* _WHAT IS REQUIRED_
Copy these items out again line for line, with nothing changed.

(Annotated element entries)

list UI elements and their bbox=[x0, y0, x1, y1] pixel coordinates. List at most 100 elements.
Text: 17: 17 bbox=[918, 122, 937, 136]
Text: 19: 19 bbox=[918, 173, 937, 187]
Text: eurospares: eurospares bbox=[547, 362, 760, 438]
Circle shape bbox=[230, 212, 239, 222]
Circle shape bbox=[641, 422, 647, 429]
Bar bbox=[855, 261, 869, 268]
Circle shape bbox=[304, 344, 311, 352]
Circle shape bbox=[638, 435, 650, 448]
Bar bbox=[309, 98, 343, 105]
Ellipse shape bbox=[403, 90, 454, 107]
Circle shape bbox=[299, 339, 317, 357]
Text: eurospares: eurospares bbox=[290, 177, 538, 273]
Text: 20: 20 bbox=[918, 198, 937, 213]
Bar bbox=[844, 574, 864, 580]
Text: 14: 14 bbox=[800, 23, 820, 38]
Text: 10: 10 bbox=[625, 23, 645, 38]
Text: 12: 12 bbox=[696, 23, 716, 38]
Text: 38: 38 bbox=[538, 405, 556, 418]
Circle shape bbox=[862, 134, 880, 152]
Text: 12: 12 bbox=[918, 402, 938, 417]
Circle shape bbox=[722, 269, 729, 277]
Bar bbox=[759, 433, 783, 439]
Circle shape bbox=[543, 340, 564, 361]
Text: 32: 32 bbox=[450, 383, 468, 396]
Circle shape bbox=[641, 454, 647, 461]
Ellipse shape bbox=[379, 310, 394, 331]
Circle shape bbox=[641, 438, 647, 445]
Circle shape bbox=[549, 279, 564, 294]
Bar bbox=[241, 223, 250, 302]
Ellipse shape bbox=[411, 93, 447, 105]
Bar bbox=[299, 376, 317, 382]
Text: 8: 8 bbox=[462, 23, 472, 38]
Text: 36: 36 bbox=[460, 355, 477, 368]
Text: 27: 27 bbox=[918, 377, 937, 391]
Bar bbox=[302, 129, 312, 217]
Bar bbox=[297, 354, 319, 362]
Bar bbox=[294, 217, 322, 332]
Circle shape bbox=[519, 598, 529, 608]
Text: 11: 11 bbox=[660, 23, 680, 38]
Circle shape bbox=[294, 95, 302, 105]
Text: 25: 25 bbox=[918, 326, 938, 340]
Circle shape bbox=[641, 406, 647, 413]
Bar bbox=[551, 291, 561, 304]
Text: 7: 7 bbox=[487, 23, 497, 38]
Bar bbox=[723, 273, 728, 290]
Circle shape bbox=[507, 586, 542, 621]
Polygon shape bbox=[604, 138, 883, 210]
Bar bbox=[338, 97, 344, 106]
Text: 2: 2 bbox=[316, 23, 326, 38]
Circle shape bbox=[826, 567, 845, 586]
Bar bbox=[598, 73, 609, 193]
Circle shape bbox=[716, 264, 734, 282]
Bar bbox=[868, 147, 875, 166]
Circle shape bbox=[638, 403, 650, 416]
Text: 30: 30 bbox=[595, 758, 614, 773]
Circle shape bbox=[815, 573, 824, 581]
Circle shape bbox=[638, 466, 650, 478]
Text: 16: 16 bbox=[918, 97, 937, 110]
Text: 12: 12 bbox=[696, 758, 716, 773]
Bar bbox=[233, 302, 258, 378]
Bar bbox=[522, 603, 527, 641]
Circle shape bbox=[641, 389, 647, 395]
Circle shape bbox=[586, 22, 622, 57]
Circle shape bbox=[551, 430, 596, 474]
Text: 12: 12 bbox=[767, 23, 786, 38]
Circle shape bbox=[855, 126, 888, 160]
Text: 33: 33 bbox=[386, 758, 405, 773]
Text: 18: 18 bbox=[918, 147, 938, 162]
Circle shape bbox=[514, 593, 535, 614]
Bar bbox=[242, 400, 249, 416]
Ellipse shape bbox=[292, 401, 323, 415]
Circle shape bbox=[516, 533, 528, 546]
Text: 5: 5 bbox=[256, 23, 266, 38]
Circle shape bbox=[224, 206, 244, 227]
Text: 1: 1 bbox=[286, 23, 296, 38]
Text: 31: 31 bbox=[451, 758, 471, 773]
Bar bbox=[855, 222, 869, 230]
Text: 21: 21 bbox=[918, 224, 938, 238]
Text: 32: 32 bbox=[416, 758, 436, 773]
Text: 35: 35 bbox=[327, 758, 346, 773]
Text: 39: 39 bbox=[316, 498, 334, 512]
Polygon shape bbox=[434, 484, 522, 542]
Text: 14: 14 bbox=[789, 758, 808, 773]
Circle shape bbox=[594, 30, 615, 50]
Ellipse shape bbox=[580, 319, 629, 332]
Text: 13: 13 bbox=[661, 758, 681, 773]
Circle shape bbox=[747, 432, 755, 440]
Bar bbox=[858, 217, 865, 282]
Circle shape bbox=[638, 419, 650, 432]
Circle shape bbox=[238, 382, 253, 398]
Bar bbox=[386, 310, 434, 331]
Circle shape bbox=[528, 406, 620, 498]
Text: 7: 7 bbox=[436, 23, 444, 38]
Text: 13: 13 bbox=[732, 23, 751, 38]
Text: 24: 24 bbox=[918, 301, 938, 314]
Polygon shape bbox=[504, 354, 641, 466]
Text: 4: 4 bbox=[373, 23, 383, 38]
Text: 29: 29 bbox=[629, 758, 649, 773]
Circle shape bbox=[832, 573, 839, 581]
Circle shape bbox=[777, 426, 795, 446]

* _RESPONSE_
list UI elements and their bbox=[x0, y0, x1, y1] pixel coordinates. List at most 100 elements.
Text: 17: 17 bbox=[918, 122, 937, 136]
Text: 19: 19 bbox=[918, 173, 937, 187]
Text: eurospares: eurospares bbox=[547, 362, 760, 438]
Circle shape bbox=[230, 212, 239, 222]
Circle shape bbox=[641, 422, 647, 429]
Bar bbox=[855, 261, 869, 268]
Circle shape bbox=[304, 344, 311, 352]
Circle shape bbox=[638, 435, 650, 448]
Bar bbox=[309, 98, 343, 105]
Ellipse shape bbox=[403, 90, 454, 107]
Circle shape bbox=[299, 339, 317, 357]
Text: eurospares: eurospares bbox=[290, 177, 538, 273]
Text: 20: 20 bbox=[918, 198, 937, 213]
Bar bbox=[844, 574, 864, 580]
Text: 14: 14 bbox=[800, 23, 820, 38]
Text: 10: 10 bbox=[625, 23, 645, 38]
Text: 12: 12 bbox=[696, 23, 716, 38]
Text: 38: 38 bbox=[538, 405, 556, 418]
Circle shape bbox=[862, 134, 880, 152]
Text: 12: 12 bbox=[918, 402, 938, 417]
Circle shape bbox=[722, 269, 729, 277]
Bar bbox=[759, 433, 783, 439]
Circle shape bbox=[543, 340, 564, 361]
Text: 32: 32 bbox=[450, 383, 468, 396]
Circle shape bbox=[641, 454, 647, 461]
Ellipse shape bbox=[379, 310, 394, 331]
Circle shape bbox=[641, 438, 647, 445]
Circle shape bbox=[549, 279, 564, 294]
Bar bbox=[241, 223, 250, 302]
Ellipse shape bbox=[411, 93, 447, 105]
Bar bbox=[299, 376, 317, 382]
Text: 8: 8 bbox=[462, 23, 472, 38]
Text: 36: 36 bbox=[460, 355, 477, 368]
Text: 27: 27 bbox=[918, 377, 937, 391]
Bar bbox=[302, 129, 312, 217]
Bar bbox=[297, 354, 319, 362]
Bar bbox=[294, 217, 322, 332]
Circle shape bbox=[519, 598, 529, 608]
Text: 11: 11 bbox=[660, 23, 680, 38]
Circle shape bbox=[294, 95, 302, 105]
Text: 25: 25 bbox=[918, 326, 938, 340]
Circle shape bbox=[641, 406, 647, 413]
Bar bbox=[551, 291, 561, 304]
Text: 7: 7 bbox=[487, 23, 497, 38]
Bar bbox=[723, 273, 728, 290]
Circle shape bbox=[507, 586, 542, 621]
Polygon shape bbox=[604, 138, 883, 210]
Bar bbox=[338, 97, 344, 106]
Text: 2: 2 bbox=[316, 23, 326, 38]
Circle shape bbox=[826, 567, 845, 586]
Bar bbox=[598, 73, 609, 193]
Circle shape bbox=[716, 264, 734, 282]
Bar bbox=[868, 147, 875, 166]
Circle shape bbox=[638, 403, 650, 416]
Text: 30: 30 bbox=[595, 758, 614, 773]
Circle shape bbox=[815, 573, 824, 581]
Circle shape bbox=[638, 466, 650, 478]
Text: 16: 16 bbox=[918, 97, 937, 110]
Text: 12: 12 bbox=[696, 758, 716, 773]
Bar bbox=[233, 302, 258, 378]
Bar bbox=[522, 603, 527, 641]
Circle shape bbox=[641, 389, 647, 395]
Circle shape bbox=[586, 22, 622, 57]
Circle shape bbox=[551, 430, 596, 474]
Text: 12: 12 bbox=[767, 23, 786, 38]
Circle shape bbox=[855, 126, 888, 160]
Text: 33: 33 bbox=[386, 758, 405, 773]
Text: 18: 18 bbox=[918, 147, 938, 162]
Circle shape bbox=[514, 593, 535, 614]
Bar bbox=[242, 400, 249, 416]
Ellipse shape bbox=[292, 401, 323, 415]
Circle shape bbox=[516, 533, 528, 546]
Text: 5: 5 bbox=[256, 23, 266, 38]
Circle shape bbox=[224, 206, 244, 227]
Text: 1: 1 bbox=[286, 23, 296, 38]
Text: 31: 31 bbox=[451, 758, 471, 773]
Bar bbox=[855, 222, 869, 230]
Text: 21: 21 bbox=[918, 224, 938, 238]
Text: 32: 32 bbox=[416, 758, 436, 773]
Text: 35: 35 bbox=[327, 758, 346, 773]
Text: 39: 39 bbox=[316, 498, 334, 512]
Polygon shape bbox=[434, 484, 522, 542]
Text: 14: 14 bbox=[789, 758, 808, 773]
Circle shape bbox=[594, 30, 615, 50]
Ellipse shape bbox=[580, 319, 629, 332]
Text: 13: 13 bbox=[661, 758, 681, 773]
Circle shape bbox=[747, 432, 755, 440]
Bar bbox=[858, 217, 865, 282]
Circle shape bbox=[638, 419, 650, 432]
Circle shape bbox=[238, 382, 253, 398]
Bar bbox=[386, 310, 434, 331]
Circle shape bbox=[528, 406, 620, 498]
Text: 7: 7 bbox=[436, 23, 444, 38]
Text: 13: 13 bbox=[732, 23, 751, 38]
Text: 24: 24 bbox=[918, 301, 938, 314]
Polygon shape bbox=[504, 354, 641, 466]
Text: 4: 4 bbox=[373, 23, 383, 38]
Text: 29: 29 bbox=[629, 758, 649, 773]
Circle shape bbox=[832, 573, 839, 581]
Circle shape bbox=[777, 426, 795, 446]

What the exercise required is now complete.